►

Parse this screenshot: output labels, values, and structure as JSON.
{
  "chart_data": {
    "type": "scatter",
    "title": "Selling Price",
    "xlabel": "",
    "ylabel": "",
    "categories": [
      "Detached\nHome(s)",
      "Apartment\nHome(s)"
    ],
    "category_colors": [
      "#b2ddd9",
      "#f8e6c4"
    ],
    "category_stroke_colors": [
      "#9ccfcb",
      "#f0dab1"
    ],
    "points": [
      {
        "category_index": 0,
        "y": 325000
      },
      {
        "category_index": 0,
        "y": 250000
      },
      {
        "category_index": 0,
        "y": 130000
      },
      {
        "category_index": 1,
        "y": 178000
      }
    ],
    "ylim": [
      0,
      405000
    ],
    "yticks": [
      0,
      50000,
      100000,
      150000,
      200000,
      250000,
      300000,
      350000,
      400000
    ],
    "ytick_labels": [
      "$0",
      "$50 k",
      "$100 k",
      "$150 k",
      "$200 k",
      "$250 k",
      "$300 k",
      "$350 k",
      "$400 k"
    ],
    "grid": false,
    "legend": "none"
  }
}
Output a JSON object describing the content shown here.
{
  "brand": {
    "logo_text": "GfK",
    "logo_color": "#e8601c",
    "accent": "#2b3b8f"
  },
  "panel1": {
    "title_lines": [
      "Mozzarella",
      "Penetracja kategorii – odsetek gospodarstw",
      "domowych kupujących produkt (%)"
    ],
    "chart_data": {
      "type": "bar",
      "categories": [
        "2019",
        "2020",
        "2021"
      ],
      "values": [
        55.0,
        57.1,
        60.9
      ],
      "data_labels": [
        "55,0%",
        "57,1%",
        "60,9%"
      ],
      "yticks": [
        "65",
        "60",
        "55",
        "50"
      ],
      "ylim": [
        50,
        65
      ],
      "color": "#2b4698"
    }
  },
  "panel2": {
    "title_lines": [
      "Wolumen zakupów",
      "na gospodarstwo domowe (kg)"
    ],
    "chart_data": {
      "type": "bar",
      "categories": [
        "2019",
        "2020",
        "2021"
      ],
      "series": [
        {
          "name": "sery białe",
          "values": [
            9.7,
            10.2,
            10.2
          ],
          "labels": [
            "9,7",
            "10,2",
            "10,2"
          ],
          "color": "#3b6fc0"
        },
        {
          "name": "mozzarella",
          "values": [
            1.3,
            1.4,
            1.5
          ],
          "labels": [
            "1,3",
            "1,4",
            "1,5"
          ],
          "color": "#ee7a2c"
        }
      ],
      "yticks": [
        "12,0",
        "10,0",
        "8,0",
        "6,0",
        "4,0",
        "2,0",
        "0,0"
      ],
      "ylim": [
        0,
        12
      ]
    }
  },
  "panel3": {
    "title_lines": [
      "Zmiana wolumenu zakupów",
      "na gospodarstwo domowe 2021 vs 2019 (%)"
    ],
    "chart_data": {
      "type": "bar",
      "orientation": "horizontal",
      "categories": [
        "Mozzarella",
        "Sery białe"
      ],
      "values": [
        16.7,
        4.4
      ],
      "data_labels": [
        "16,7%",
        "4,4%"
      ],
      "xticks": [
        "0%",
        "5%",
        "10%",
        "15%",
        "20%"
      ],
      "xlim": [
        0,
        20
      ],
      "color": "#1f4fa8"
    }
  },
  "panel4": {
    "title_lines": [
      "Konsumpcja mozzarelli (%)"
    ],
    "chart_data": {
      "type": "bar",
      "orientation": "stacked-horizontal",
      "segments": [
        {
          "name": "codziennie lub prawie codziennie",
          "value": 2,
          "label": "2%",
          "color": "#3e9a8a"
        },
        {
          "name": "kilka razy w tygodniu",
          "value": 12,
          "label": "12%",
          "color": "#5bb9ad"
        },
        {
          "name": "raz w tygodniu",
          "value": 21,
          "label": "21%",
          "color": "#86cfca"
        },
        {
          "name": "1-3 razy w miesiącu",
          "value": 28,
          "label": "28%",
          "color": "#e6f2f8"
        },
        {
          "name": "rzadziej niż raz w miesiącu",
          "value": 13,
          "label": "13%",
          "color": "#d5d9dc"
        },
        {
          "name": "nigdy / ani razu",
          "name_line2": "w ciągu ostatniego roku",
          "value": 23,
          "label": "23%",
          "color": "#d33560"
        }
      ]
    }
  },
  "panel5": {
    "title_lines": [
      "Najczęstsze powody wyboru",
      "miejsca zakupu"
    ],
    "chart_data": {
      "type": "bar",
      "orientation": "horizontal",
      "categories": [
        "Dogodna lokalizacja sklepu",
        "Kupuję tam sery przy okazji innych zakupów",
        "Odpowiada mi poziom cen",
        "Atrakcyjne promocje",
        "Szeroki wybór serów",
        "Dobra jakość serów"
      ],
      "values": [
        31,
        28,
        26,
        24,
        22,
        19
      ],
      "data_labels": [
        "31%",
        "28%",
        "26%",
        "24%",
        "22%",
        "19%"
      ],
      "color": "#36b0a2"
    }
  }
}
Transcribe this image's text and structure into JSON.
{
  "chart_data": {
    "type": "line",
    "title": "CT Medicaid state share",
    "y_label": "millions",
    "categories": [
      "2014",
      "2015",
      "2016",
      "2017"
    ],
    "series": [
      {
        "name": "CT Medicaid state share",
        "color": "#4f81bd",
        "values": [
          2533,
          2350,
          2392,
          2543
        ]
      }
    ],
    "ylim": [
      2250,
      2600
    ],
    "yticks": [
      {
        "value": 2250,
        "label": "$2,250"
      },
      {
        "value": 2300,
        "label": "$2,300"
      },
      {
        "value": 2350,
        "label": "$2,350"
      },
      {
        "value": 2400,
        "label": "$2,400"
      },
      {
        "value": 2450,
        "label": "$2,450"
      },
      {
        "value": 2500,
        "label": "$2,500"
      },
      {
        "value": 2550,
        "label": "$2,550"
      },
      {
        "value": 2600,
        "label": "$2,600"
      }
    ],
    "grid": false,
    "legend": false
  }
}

◄

WORK REQUIRED
Write out all of the records once more, exactly.

FULL ANSWER
Parse this screenshot: output labels, values, and structure as JSON.
{
  "chart_data": {
    "type": "scatter",
    "title": "Selling Price",
    "xlabel": "",
    "ylabel": "",
    "categories": [
      "Detached\nHome(s)",
      "Apartment\nHome(s)"
    ],
    "category_colors": [
      "#b2ddd9",
      "#f8e6c4"
    ],
    "category_stroke_colors": [
      "#9ccfcb",
      "#f0dab1"
    ],
    "points": [
      {
        "category_index": 0,
        "y": 325000
      },
      {
        "category_index": 0,
        "y": 250000
      },
      {
        "category_index": 0,
        "y": 130000
      },
      {
        "category_index": 1,
        "y": 178000
      }
    ],
    "ylim": [
      0,
      405000
    ],
    "yticks": [
      0,
      50000,
      100000,
      150000,
      200000,
      250000,
      300000,
      350000,
      400000
    ],
    "ytick_labels": [
      "$0",
      "$50 k",
      "$100 k",
      "$150 k",
      "$200 k",
      "$250 k",
      "$300 k",
      "$350 k",
      "$400 k"
    ],
    "grid": false,
    "legend": "none"
  }
}
Output a JSON object describing the content shown here.
{
  "brand": {
    "logo_text": "GfK",
    "logo_color": "#e8601c",
    "accent": "#2b3b8f"
  },
  "panel1": {
    "title_lines": [
      "Mozzarella",
      "Penetracja kategorii – odsetek gospodarstw",
      "domowych kupujących produkt (%)"
    ],
    "chart_data": {
      "type": "bar",
      "categories": [
        "2019",
        "2020",
        "2021"
      ],
      "values": [
        55.0,
        57.1,
        60.9
      ],
      "data_labels": [
        "55,0%",
        "57,1%",
        "60,9%"
      ],
      "yticks": [
        "65",
        "60",
        "55",
        "50"
      ],
      "ylim": [
        50,
        65
      ],
      "color": "#2b4698"
    }
  },
  "panel2": {
    "title_lines": [
      "Wolumen zakupów",
      "na gospodarstwo domowe (kg)"
    ],
    "chart_data": {
      "type": "bar",
      "categories": [
        "2019",
        "2020",
        "2021"
      ],
      "series": [
        {
          "name": "sery białe",
          "values": [
            9.7,
            10.2,
            10.2
          ],
          "labels": [
            "9,7",
            "10,2",
            "10,2"
          ],
          "color": "#3b6fc0"
        },
        {
          "name": "mozzarella",
          "values": [
            1.3,
            1.4,
            1.5
          ],
          "labels": [
            "1,3",
            "1,4",
            "1,5"
          ],
          "color": "#ee7a2c"
        }
      ],
      "yticks": [
        "12,0",
        "10,0",
        "8,0",
        "6,0",
        "4,0",
        "2,0",
        "0,0"
      ],
      "ylim": [
        0,
        12
      ]
    }
  },
  "panel3": {
    "title_lines": [
      "Zmiana wolumenu zakupów",
      "na gospodarstwo domowe 2021 vs 2019 (%)"
    ],
    "chart_data": {
      "type": "bar",
      "orientation": "horizontal",
      "categories": [
        "Mozzarella",
        "Sery białe"
      ],
      "values": [
        16.7,
        4.4
      ],
      "data_labels": [
        "16,7%",
        "4,4%"
      ],
      "xticks": [
        "0%",
        "5%",
        "10%",
        "15%",
        "20%"
      ],
      "xlim": [
        0,
        20
      ],
      "color": "#1f4fa8"
    }
  },
  "panel4": {
    "title_lines": [
      "Konsumpcja mozzarelli (%)"
    ],
    "chart_data": {
      "type": "bar",
      "orientation": "stacked-horizontal",
      "segments": [
        {
          "name": "codziennie lub prawie codziennie",
          "value": 2,
          "label": "2%",
          "color": "#3e9a8a"
        },
        {
          "name": "kilka razy w tygodniu",
          "value": 12,
          "label": "12%",
          "color": "#5bb9ad"
        },
        {
          "name": "raz w tygodniu",
          "value": 21,
          "label": "21%",
          "color": "#86cfca"
        },
        {
          "name": "1-3 razy w miesiącu",
          "value": 28,
          "label": "28%",
          "color": "#e6f2f8"
        },
        {
          "name": "rzadziej niż raz w miesiącu",
          "value": 13,
          "label": "13%",
          "color": "#d5d9dc"
        },
        {
          "name": "nigdy / ani razu",
          "name_line2": "w ciągu ostatniego roku",
          "value": 23,
          "label": "23%",
          "color": "#d33560"
        }
      ]
    }
  },
  "panel5": {
    "title_lines": [
      "Najczęstsze powody wyboru",
      "miejsca zakupu"
    ],
    "chart_data": {
      "type": "bar",
      "orientation": "horizontal",
      "categories": [
        "Dogodna lokalizacja sklepu",
        "Kupuję tam sery przy okazji innych zakupów",
        "Odpowiada mi poziom cen",
        "Atrakcyjne promocje",
        "Szeroki wybór serów",
        "Dobra jakość serów"
      ],
      "values": [
        31,
        28,
        26,
        24,
        22,
        19
      ],
      "data_labels": [
        "31%",
        "28%",
        "26%",
        "24%",
        "22%",
        "19%"
      ],
      "color": "#36b0a2"
    }
  }
}
Transcribe this image's text and structure into JSON.
{
  "chart_data": {
    "type": "line",
    "title": "CT Medicaid state share",
    "y_label": "millions",
    "categories": [
      "2014",
      "2015",
      "2016",
      "2017"
    ],
    "series": [
      {
        "name": "CT Medicaid state share",
        "color": "#4f81bd",
        "values": [
          2533,
          2350,
          2392,
          2543
        ]
      }
    ],
    "ylim": [
      2250,
      2600
    ],
    "yticks": [
      {
        "value": 2250,
        "label": "$2,250"
      },
      {
        "value": 2300,
        "label": "$2,300"
      },
      {
        "value": 2350,
        "label": "$2,350"
      },
      {
        "value": 2400,
        "label": "$2,400"
      },
      {
        "value": 2450,
        "label": "$2,450"
      },
      {
        "value": 2500,
        "label": "$2,500"
      },
      {
        "value": 2550,
        "label": "$2,550"
      },
      {
        "value": 2600,
        "label": "$2,600"
      }
    ],
    "grid": false,
    "legend": false
  }
}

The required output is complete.